Please render the rows below as a Markdown table with two columns, Number and Row text, giving each row its number and leaving out any blank lines.

### Listed records ###

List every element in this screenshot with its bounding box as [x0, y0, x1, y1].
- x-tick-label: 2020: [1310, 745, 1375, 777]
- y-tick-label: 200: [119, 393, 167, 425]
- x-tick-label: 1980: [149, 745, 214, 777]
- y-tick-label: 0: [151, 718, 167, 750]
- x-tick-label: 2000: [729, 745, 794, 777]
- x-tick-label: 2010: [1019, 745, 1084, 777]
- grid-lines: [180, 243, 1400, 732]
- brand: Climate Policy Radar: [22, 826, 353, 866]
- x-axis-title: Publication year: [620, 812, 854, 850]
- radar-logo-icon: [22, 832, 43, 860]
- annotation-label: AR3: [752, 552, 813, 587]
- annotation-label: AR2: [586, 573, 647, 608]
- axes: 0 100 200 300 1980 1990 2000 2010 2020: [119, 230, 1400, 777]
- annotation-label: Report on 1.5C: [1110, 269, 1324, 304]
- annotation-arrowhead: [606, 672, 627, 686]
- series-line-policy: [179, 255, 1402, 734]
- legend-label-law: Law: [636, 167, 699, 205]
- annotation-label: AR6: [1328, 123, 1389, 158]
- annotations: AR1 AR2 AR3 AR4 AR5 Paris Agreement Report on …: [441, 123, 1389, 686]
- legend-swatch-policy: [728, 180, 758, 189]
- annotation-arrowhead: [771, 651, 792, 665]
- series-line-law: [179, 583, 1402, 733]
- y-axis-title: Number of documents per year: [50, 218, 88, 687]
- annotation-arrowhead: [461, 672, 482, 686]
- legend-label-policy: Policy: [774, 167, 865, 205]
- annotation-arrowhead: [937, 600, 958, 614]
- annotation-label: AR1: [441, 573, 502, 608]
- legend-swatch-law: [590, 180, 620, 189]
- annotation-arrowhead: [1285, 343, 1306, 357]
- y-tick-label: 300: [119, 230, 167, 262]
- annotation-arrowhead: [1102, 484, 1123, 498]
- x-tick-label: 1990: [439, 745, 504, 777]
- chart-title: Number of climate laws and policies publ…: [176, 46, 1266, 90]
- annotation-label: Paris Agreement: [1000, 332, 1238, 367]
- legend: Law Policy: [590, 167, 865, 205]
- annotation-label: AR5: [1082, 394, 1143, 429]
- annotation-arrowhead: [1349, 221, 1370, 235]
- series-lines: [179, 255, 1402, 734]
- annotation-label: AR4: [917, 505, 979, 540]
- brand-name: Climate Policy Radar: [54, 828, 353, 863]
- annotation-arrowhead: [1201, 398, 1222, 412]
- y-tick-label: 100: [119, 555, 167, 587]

###

### Full solution:
| Number | Row text |
|---|---|
| 1 | List every element in this screenshot with its bounding box as [x0, y0, x1, y1]. |
| 2 | - x-tick-label: 2020: [1310, 745, 1375, 777] |
| 3 | - y-tick-label: 200: [119, 393, 167, 425] |
| 4 | - x-tick-label: 1980: [149, 745, 214, 777] |
| 5 | - y-tick-label: 0: [151, 718, 167, 750] |
| 6 | - x-tick-label: 2000: [729, 745, 794, 777] |
| 7 | - x-tick-label: 2010: [1019, 745, 1084, 777] |
| 8 | - grid-lines: [180, 243, 1400, 732] |
| 9 | - brand: Climate Policy Radar: [22, 826, 353, 866] |
| 10 | - x-axis-title: Publication year: [620, 812, 854, 850] |
| 11 | - radar-logo-icon: [22, 832, 43, 860] |
| 12 | - annotation-label: AR3: [752, 552, 813, 587] |
| 13 | - annotation-label: AR2: [586, 573, 647, 608] |
| 14 | - axes: 0 100 200 300 1980 1990 2000 2010 2020: [119, 230, 1400, 777] |
| 15 | - annotation-label: Report on 1.5C: [1110, 269, 1324, 304] |
| 16 | - annotation-arrowhead: [606, 672, 627, 686] |
| 17 | - series-line-policy: [179, 255, 1402, 734] |
| 18 | - legend-label-law: Law: [636, 167, 699, 205] |
| 19 | - annotation-label: AR6: [1328, 123, 1389, 158] |
| 20 | - annotations: AR1 AR2 AR3 AR4 AR5 Paris Agreement Report on …: [441, 123, 1389, 686] |
| 21 | - legend-swatch-policy: [728, 180, 758, 189] |
| 22 | - annotation-arrowhead: [771, 651, 792, 665] |
| 23 | - series-line-law: [179, 583, 1402, 733] |
| 24 | - y-axis-title: Number of documents per year: [50, 218, 88, 687] |
| 25 | - annotation-arrowhead: [461, 672, 482, 686] |
| 26 | - legend-label-policy: Policy: [774, 167, 865, 205] |
| 27 | - annotation-arrowhead: [937, 600, 958, 614] |
| 28 | - annotation-label: AR1: [441, 573, 502, 608] |
| 29 | - legend-swatch-law: [590, 180, 620, 189] |
| 30 | - annotation-arrowhead: [1285, 343, 1306, 357] |
| 31 | - y-tick-label: 300: [119, 230, 167, 262] |
| 32 | - annotation-arrowhead: [1102, 484, 1123, 498] |
| 33 | - x-tick-label: 1990: [439, 745, 504, 777] |
| 34 | - chart-title: Number of climate laws and policies publ…: [176, 46, 1266, 90] |
| 35 | - annotation-label: Paris Agreement: [1000, 332, 1238, 367] |
| 36 | - legend: Law Policy: [590, 167, 865, 205] |
| 37 | - annotation-label: AR5: [1082, 394, 1143, 429] |
| 38 | - annotation-arrowhead: [1349, 221, 1370, 235] |
| 39 | - series-lines: [179, 255, 1402, 734] |
| 40 | - annotation-label: AR4: [917, 505, 979, 540] |
| 41 | - brand-name: Climate Policy Radar: [54, 828, 353, 863] |
| 42 | - annotation-arrowhead: [1201, 398, 1222, 412] |
| 43 | - y-tick-label: 100: [119, 555, 167, 587] |